◆ **Written problem**
Write out the data again in full, exactly as it reads.

(Rows from a dataset)
--
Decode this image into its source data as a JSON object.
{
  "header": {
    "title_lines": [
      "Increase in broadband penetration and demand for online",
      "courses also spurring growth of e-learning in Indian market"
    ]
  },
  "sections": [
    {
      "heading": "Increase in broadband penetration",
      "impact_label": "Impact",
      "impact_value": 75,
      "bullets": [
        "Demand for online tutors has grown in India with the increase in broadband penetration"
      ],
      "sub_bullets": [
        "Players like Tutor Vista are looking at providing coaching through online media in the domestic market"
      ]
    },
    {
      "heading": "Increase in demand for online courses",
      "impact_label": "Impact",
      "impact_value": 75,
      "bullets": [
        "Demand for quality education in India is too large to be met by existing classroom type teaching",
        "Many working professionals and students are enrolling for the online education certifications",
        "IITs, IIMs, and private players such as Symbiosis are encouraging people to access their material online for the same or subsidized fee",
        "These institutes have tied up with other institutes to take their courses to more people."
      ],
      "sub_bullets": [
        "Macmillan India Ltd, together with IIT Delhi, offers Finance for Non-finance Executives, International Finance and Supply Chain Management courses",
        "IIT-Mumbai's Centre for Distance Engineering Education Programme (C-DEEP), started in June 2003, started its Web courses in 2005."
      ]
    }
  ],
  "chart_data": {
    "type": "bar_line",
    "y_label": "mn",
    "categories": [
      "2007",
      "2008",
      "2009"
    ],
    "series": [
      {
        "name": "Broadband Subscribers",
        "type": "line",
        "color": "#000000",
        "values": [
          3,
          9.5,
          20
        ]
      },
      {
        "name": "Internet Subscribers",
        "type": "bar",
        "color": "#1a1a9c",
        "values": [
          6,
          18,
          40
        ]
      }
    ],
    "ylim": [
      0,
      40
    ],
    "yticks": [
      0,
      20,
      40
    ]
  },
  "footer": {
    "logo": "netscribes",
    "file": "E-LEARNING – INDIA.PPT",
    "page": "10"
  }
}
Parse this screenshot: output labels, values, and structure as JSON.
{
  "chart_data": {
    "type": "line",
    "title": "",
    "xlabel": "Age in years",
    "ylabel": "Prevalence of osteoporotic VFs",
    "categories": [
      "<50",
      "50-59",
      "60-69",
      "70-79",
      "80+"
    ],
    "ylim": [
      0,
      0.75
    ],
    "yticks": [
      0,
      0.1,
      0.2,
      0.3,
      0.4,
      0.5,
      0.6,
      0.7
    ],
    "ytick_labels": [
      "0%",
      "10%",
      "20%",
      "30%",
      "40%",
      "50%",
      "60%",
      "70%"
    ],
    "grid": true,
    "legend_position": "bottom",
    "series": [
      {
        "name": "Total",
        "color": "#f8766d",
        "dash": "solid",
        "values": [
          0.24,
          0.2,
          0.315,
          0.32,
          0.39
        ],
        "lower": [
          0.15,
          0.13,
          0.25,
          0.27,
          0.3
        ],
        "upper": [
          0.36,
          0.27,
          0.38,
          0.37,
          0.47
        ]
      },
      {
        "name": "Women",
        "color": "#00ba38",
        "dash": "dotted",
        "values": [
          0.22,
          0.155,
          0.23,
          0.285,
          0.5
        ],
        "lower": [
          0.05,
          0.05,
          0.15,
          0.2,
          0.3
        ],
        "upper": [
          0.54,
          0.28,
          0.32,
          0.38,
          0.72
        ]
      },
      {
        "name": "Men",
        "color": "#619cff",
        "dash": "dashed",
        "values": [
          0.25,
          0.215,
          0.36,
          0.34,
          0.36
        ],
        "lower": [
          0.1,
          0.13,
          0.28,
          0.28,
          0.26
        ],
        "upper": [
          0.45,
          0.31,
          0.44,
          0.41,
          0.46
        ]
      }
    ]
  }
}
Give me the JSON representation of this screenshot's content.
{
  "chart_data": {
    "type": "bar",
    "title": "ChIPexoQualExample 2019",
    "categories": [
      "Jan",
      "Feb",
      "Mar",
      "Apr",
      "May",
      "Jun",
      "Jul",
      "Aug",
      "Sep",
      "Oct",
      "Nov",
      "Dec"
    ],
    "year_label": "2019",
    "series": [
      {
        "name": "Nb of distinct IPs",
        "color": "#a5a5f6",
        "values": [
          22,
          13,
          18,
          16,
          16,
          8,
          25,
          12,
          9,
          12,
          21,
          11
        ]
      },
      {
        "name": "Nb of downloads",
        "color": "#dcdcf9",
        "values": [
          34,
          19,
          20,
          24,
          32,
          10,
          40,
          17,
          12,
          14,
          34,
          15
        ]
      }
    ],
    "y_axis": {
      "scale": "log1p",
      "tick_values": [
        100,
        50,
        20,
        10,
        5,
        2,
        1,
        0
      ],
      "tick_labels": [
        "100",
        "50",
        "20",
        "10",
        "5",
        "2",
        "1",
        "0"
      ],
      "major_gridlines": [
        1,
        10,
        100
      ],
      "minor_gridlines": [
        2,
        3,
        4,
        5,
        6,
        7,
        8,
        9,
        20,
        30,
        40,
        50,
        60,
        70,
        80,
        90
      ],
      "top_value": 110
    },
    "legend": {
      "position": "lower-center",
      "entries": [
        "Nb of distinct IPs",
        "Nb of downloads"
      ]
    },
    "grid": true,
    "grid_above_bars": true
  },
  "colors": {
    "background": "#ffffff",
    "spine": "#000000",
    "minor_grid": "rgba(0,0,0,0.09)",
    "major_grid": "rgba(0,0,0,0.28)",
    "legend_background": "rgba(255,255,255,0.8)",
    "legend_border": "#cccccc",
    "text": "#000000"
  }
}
--
◆ **Solution for this exercise**
Decode this image into its source data as a JSON object.
{
  "header": {
    "title_lines": [
      "Increase in broadband penetration and demand for online",
      "courses also spurring growth of e-learning in Indian market"
    ]
  },
  "sections": [
    {
      "heading": "Increase in broadband penetration",
      "impact_label": "Impact",
      "impact_value": 75,
      "bullets": [
        "Demand for online tutors has grown in India with the increase in broadband penetration"
      ],
      "sub_bullets": [
        "Players like Tutor Vista are looking at providing coaching through online media in the domestic market"
      ]
    },
    {
      "heading": "Increase in demand for online courses",
      "impact_label": "Impact",
      "impact_value": 75,
      "bullets": [
        "Demand for quality education in India is too large to be met by existing classroom type teaching",
        "Many working professionals and students are enrolling for the online education certifications",
        "IITs, IIMs, and private players such as Symbiosis are encouraging people to access their material online for the same or subsidized fee",
        "These institutes have tied up with other institutes to take their courses to more people."
      ],
      "sub_bullets": [
        "Macmillan India Ltd, together with IIT Delhi, offers Finance for Non-finance Executives, International Finance and Supply Chain Management courses",
        "IIT-Mumbai's Centre for Distance Engineering Education Programme (C-DEEP), started in June 2003, started its Web courses in 2005."
      ]
    }
  ],
  "chart_data": {
    "type": "bar_line",
    "y_label": "mn",
    "categories": [
      "2007",
      "2008",
      "2009"
    ],
    "series": [
      {
        "name": "Broadband Subscribers",
        "type": "line",
        "color": "#000000",
        "values": [
          3,
          9.5,
          20
        ]
      },
      {
        "name": "Internet Subscribers",
        "type": "bar",
        "color": "#1a1a9c",
        "values": [
          6,
          18,
          40
        ]
      }
    ],
    "ylim": [
      0,
      40
    ],
    "yticks": [
      0,
      20,
      40
    ]
  },
  "footer": {
    "logo": "netscribes",
    "file": "E-LEARNING – INDIA.PPT",
    "page": "10"
  }
}
Parse this screenshot: output labels, values, and structure as JSON.
{
  "chart_data": {
    "type": "line",
    "title": "",
    "xlabel": "Age in years",
    "ylabel": "Prevalence of osteoporotic VFs",
    "categories": [
      "<50",
      "50-59",
      "60-69",
      "70-79",
      "80+"
    ],
    "ylim": [
      0,
      0.75
    ],
    "yticks": [
      0,
      0.1,
      0.2,
      0.3,
      0.4,
      0.5,
      0.6,
      0.7
    ],
    "ytick_labels": [
      "0%",
      "10%",
      "20%",
      "30%",
      "40%",
      "50%",
      "60%",
      "70%"
    ],
    "grid": true,
    "legend_position": "bottom",
    "series": [
      {
        "name": "Total",
        "color": "#f8766d",
        "dash": "solid",
        "values": [
          0.24,
          0.2,
          0.315,
          0.32,
          0.39
        ],
        "lower": [
          0.15,
          0.13,
          0.25,
          0.27,
          0.3
        ],
        "upper": [
          0.36,
          0.27,
          0.38,
          0.37,
          0.47
        ]
      },
      {
        "name": "Women",
        "color": "#00ba38",
        "dash": "dotted",
        "values": [
          0.22,
          0.155,
          0.23,
          0.285,
          0.5
        ],
        "lower": [
          0.05,
          0.05,
          0.15,
          0.2,
          0.3
        ],
        "upper": [
          0.54,
          0.28,
          0.32,
          0.38,
          0.72
        ]
      },
      {
        "name": "Men",
        "color": "#619cff",
        "dash": "dashed",
        "values": [
          0.25,
          0.215,
          0.36,
          0.34,
          0.36
        ],
        "lower": [
          0.1,
          0.13,
          0.28,
          0.28,
          0.26
        ],
        "upper": [
          0.45,
          0.31,
          0.44,
          0.41,
          0.46
        ]
      }
    ]
  }
}
Give me the JSON representation of this screenshot's content.
{
  "chart_data": {
    "type": "bar",
    "title": "ChIPexoQualExample 2019",
    "categories": [
      "Jan",
      "Feb",
      "Mar",
      "Apr",
      "May",
      "Jun",
      "Jul",
      "Aug",
      "Sep",
      "Oct",
      "Nov",
      "Dec"
    ],
    "year_label": "2019",
    "series": [
      {
        "name": "Nb of distinct IPs",
        "color": "#a5a5f6",
        "values": [
          22,
          13,
          18,
          16,
          16,
          8,
          25,
          12,
          9,
          12,
          21,
          11
        ]
      },
      {
        "name": "Nb of downloads",
        "color": "#dcdcf9",
        "values": [
          34,
          19,
          20,
          24,
          32,
          10,
          40,
          17,
          12,
          14,
          34,
          15
        ]
      }
    ],
    "y_axis": {
      "scale": "log1p",
      "tick_values": [
        100,
        50,
        20,
        10,
        5,
        2,
        1,
        0
      ],
      "tick_labels": [
        "100",
        "50",
        "20",
        "10",
        "5",
        "2",
        "1",
        "0"
      ],
      "major_gridlines": [
        1,
        10,
        100
      ],
      "minor_gridlines": [
        2,
        3,
        4,
        5,
        6,
        7,
        8,
        9,
        20,
        30,
        40,
        50,
        60,
        70,
        80,
        90
      ],
      "top_value": 110
    },
    "legend": {
      "position": "lower-center",
      "entries": [
        "Nb of distinct IPs",
        "Nb of downloads"
      ]
    },
    "grid": true,
    "grid_above_bars": true
  },
  "colors": {
    "background": "#ffffff",
    "spine": "#000000",
    "minor_grid": "rgba(0,0,0,0.09)",
    "major_grid": "rgba(0,0,0,0.28)",
    "legend_background": "rgba(255,255,255,0.8)",
    "legend_border": "#cccccc",
    "text": "#000000"
  }
}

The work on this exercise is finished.